▶ Requirement:
Return each line of the data below word for word, leaving out the pictures.

▶ Items:
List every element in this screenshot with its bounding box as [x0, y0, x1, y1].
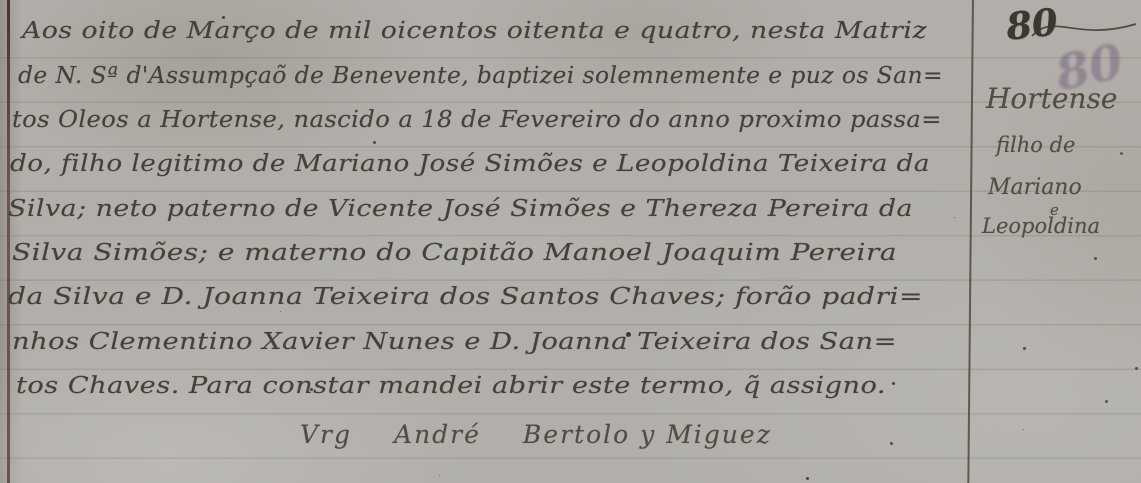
record-line: do, filho legitimo de Mariano José Simõe… — [10, 151, 930, 177]
signature-surname: Bertolo y Miguez — [523, 420, 772, 449]
signature-line: Vrg André Bertolo y Miguez — [300, 420, 772, 449]
signature-prefix: Vrg — [300, 420, 352, 449]
record-line: tos Oleos a Hortense, nascido a 18 de Fe… — [12, 107, 942, 133]
record-line: Aos oito de Março de mil oicentos oitent… — [22, 18, 927, 44]
margin-filiation-line: Leopoldina — [982, 214, 1100, 238]
record-line: Silva Simões; e materno do Capitão Manoe… — [12, 240, 897, 266]
record-line: tos Chaves. Para constar mandei abrir es… — [16, 373, 886, 399]
record-line: da Silva e D. Joanna Teixeira dos Santos… — [8, 284, 923, 310]
margin-name: Hortense — [986, 82, 1117, 115]
ink-specks — [0, 0, 3, 3]
record-line: de N. Sª d'Assumpçaõ de Benevente, bapti… — [18, 63, 943, 89]
page-left-border — [7, 0, 10, 483]
margin-filiation-line: filho de — [996, 133, 1075, 157]
signature-first-name: André — [394, 420, 481, 449]
margin-filiation-line: Mariano — [988, 175, 1082, 200]
record-line: nhos Clementino Xavier Nunes e D. Joanna… — [12, 329, 897, 355]
record-line: Silva; neto paterno de Vicente José Simõ… — [8, 196, 913, 222]
margin-divider-line — [967, 0, 973, 483]
manuscript-page: Aos oito de Março de mil oicentos oitent… — [0, 0, 1141, 483]
ink-flourish — [1028, 8, 1140, 44]
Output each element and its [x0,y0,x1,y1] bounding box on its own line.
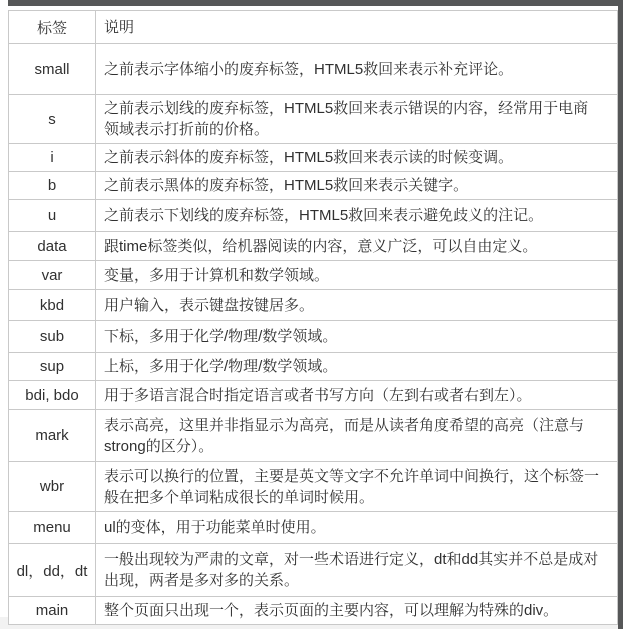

▶ The output:
List every element in this screenshot with its bounding box as [x0, y0, x1, y1].
record-line: do, filho legitimo de Mariano José Simõe… — [10, 151, 930, 177]
signature-surname: Bertolo y Miguez — [523, 420, 772, 449]
signature-line: Vrg André Bertolo y Miguez — [300, 420, 772, 449]
signature-prefix: Vrg — [300, 420, 352, 449]
record-line: tos Oleos a Hortense, nascido a 18 de Fe… — [12, 107, 942, 133]
record-line: Aos oito de Março de mil oicentos oitent… — [22, 18, 927, 44]
margin-filiation-line: Leopoldina — [982, 214, 1100, 238]
record-line: Silva Simões; e materno do Capitão Manoe… — [12, 240, 897, 266]
record-line: tos Chaves. Para constar mandei abrir es… — [16, 373, 886, 399]
record-line: da Silva e D. Joanna Teixeira dos Santos… — [8, 284, 923, 310]
margin-name: Hortense — [986, 82, 1117, 115]
ink-specks — [0, 0, 3, 3]
record-line: de N. Sª d'Assumpçaõ de Benevente, bapti… — [18, 63, 943, 89]
page-left-border — [7, 0, 10, 483]
margin-filiation-line: filho de — [996, 133, 1075, 157]
signature-first-name: André — [394, 420, 481, 449]
margin-filiation-line: Mariano — [988, 175, 1082, 200]
record-line: nhos Clementino Xavier Nunes e D. Joanna… — [12, 329, 897, 355]
record-line: Silva; neto paterno de Vicente José Simõ… — [8, 196, 913, 222]
margin-divider-line — [967, 0, 973, 483]
manuscript-page: Aos oito de Março de mil oicentos oitent… — [0, 0, 1141, 483]
ink-flourish — [1028, 8, 1140, 44]
Output each element and its [x0,y0,x1,y1] bounding box on its own line.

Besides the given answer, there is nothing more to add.